▸ **EXTRACTED TEXT**
Every hire you make is a six-figure bet on future performance. The quality of that bet is not set by the candidate who walks through the door. It is set by the decision-maker who decides whether to let them in. That is your job. Not the recruiter's. Not HR's. Yours.

Most construction leaders run hiring the way they run sales: build rapport, create momentum, get to yes. The instincts that built your client relationships will produce your worst hires.

Sales optimizes for yes. Underwriting asks whether yes is the right answer. Conflating the two is the most expensive mistake in hiring.

The Frame That Is Hurting You

The language of hiring borrowed its vocabulary from sales a long time ago. You "close" a candidate. You "overcome objections." You "sell the opportunity." You build momentum and push for a decision before the candidate has time to think it over.

That vocabulary rewards the wrong things. Charisma, enthusiasm, and the performance of competence are easy to manufacture under pressure to impress. The candidate who is deliberate, who asks hard questions back, gets scored down for lack of excitement. The one who mirrors your energy and agrees with everything gets scored up.

A process built to manufacture a yes cannot tell you whether the yes is correct.

Picture the project manager search that felt easy. The candidate interviewed beautifully: firm handshake, war stories about saving a job that had gone sideways, quick to agree about how the team should run. Three weeks later the offer went out. Eleven months after that, the same leader was explaining to an owner why the schedule had slipped, why two superintendents had quietly started routing around the new PM, and why the seat was open again. Nothing in that interview tested whether the candidate could actually run the work. It tested whether he was pleasant to talk to. He was. That was never the question.

The recruiting-as-persuasion model has its own thorough defense, and reading why some treat recruiting as a persuasion process from start to finish alongside this essay sharpens the contrast.

Underwriting Means Pricing Risk

Underwriting runs on a different discipline. The underwriter prices the risk that the bet will pay off, then decides whether to take it.

Every person who sits across from you carries a risk profile: competency gaps, character signals, situational mismatches, growth constraints that together determine whether they can produce what the seat exists for, with these people, under this kind of pressure. Your work is to read that profile, price it honestly, and make a call you can defend. A decision, not a deal.

The candidate is downstream of the decision-maker.

The quality of a hire tracks the quality of the decision made about them: whether the hiring authority built a process capable of generating real evidence, asked the questions that exposed what matters, and held the discipline to walk away when the evidence pointed that way. That work sits entirely on your side of the table.

Pricing the risk does not mean eliminating it. No hire is risk-free, and waiting for the one that is becomes its own kind of failure. Once you have named the risk honestly, you have three moves: fill the seat and accept the risk because the upside earns it, engineer around the risk with structure and support, or abandon the bet because the exposure is too high for this seat at this moment. All three are legitimate decisions. What is not legitimate is leaving the risk unnamed, then discovering it at month eleven when it has already done its damage.

Educational aid: hiring is underwriting. Sales asks will they say yes; underwriting prices risk against the scorecard, then fills, engineers around, or abandons it.

▸ **EXCERPTED DATA**
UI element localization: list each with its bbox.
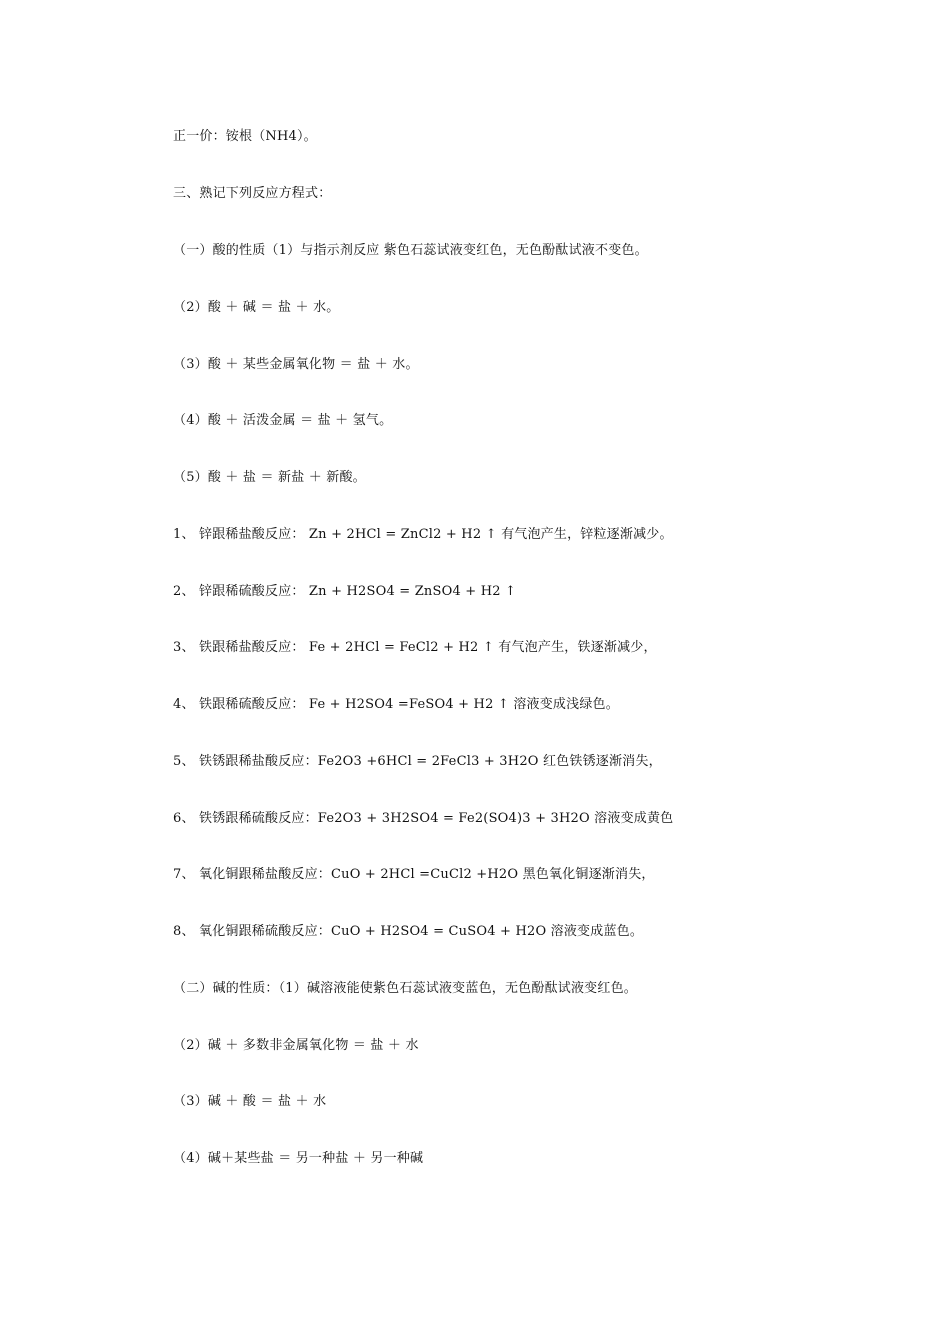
base-properties-line: （二）碱的性质：（1）碱溶液能使紫色石蕊试液变蓝色，无色酚酞试液变红色。 [173, 981, 637, 996]
base-rule-2: （2）碱 ＋ 多数非金属氧化物 ＝ 盐 ＋ 水 [173, 1038, 419, 1053]
acid-properties-line: （一）酸的性质（1）与指示剂反应 紫色石蕊试液变红色，无色酚酞试液不变色。 [173, 243, 648, 258]
text-line-valence: 正一价：铵根（NH4）。 [173, 129, 317, 144]
reaction-7: 7、 氧化铜跟稀盐酸反应：CuO + 2HCl =CuCl2 +H2O 黑色氧化铜逐渐消失， [173, 867, 655, 882]
base-rule-4: （4）碱＋某些盐 ＝ 另一种盐 ＋ 另一种碱 [173, 1151, 424, 1166]
reaction-2: 2、 锌跟稀硫酸反应： Zn + H2SO4 = ZnSO4 + H2 ↑ [173, 584, 517, 599]
acid-rule-4: （4）酸 ＋ 活泼金属 ＝ 盐 ＋ 氢气。 [173, 413, 393, 428]
base-rule-3: （3）碱 ＋ 酸 ＝ 盐 ＋ 水 [173, 1094, 327, 1109]
reaction-5: 5、 铁锈跟稀盐酸反应：Fe2O3 +6HCl = 2FeCl3 + 3H2O 红色铁锈逐渐消失， [173, 754, 662, 769]
acid-rule-5: （5）酸 ＋ 盐 ＝ 新盐 ＋ 新酸。 [173, 470, 366, 485]
reaction-3: 3、 铁跟稀盐酸反应： Fe + 2HCl = FeCl2 + H2 ↑ 有气泡产生，铁逐渐减少， [173, 640, 657, 655]
acid-rule-2: （2）酸 ＋ 碱 ＝ 盐 ＋ 水。 [173, 300, 340, 315]
acid-rule-3: （3）酸 ＋ 某些金属氧化物 ＝ 盐 ＋ 水。 [173, 357, 419, 372]
reaction-1: 1、 锌跟稀盐酸反应： Zn + 2HCl = ZnCl2 + H2 ↑ 有气泡产生，锌粒逐渐减少。 [173, 527, 673, 542]
section-heading: 三、熟记下列反应方程式： [173, 186, 332, 201]
reaction-4: 4、 铁跟稀硫酸反应： Fe + H2SO4 =FeSO4 + H2 ↑ 溶液变成浅绿色。 [173, 697, 619, 712]
reaction-6: 6、 铁锈跟稀硫酸反应：Fe2O3 + 3H2SO4 = Fe2(SO4)3 + 3H2O 溶液变成黄色 [173, 811, 674, 826]
reaction-8: 8、 氧化铜跟稀硫酸反应：CuO + H2SO4 = CuSO4 + H2O 溶液变成蓝色。 [173, 924, 644, 939]
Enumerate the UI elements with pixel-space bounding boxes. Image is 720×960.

▸ **REQUESTS**
• 1. List every element that the essay on hiring as underwriting names as part of a candidate's risk profile.
• 2. Carry the essay on hiring as underwriting forward from its final line.

▸ **TASK ANSWERS**
• 1. competency gaps, character signals, situational mismatches, growth constraints

• 2.
The Scorecard Is the Written Thesis

In financial underwriting, the criteria exist before the application arrives. Income ratios, collateral thresholds, default history. The loan gets measured against a standard written in advance, not a feeling assembled after the fact.

The scorecard is the hiring equivalent: the written thesis the bet is priced against, built before sourcing begins.

A scorecard worth the name answers four questions:

  1. What outcomes must this person produce in the first 30, 60, and 90 days, and across year one?
  2. Which competencies, developed and latent, are genuinely non-negotiable for those outcomes?
  3. What are the two or three deal-breakers that disqualify regardless of other strengths?
  4. What specific behavioral evidence, visible in history and in the interview, counts as proof for or against each competency?

One page. Signed by the decision-maker before sourcing begins, shared with every interviewer so the whole panel runs the same investigation.

Skip it, and the search has no thesis. Sourcing drifts toward "someone good." Interviewers measure candidates against private assumptions the panel never aligned on. The debrief becomes a collision of impressions. The final call rests on a feeling nobody can articulate or defend.

If you cannot write the bet down, you are not making one. You are taking one.

This is also why accountability breaks down so predictably when no written thesis exists: there is nothing to be accountable to.

Who Holds the Pen

The scorecard is not a recruiter deliverable.

A recruiter can facilitate the conversation that builds it, ask sharp questions, surface buried assumptions, and push back on criteria too vague to measure. But the hiring authority authors and signs it, because the scorecard describes the decision the hiring authority is prepared to defend.

That distinction carries weight. An HR-generated job description records what the company would like. A decision-maker's scorecard records what the decision-maker will require as evidence before writing an offer. Those are often very different documents, and only one of them underwrites anything.

This is why interviewers must own their hiring decisions as a genuine extension of their judgment. The scorecard gives that judgment somewhere to land.

The candidate sits downstream of all of it. A candidate can only respond to the quality of the process they are put through. No candidate can rescue a search that runs without a thesis.

What Changes When You Underwrite

Shift from sales mode to underwriting mode, and several things change.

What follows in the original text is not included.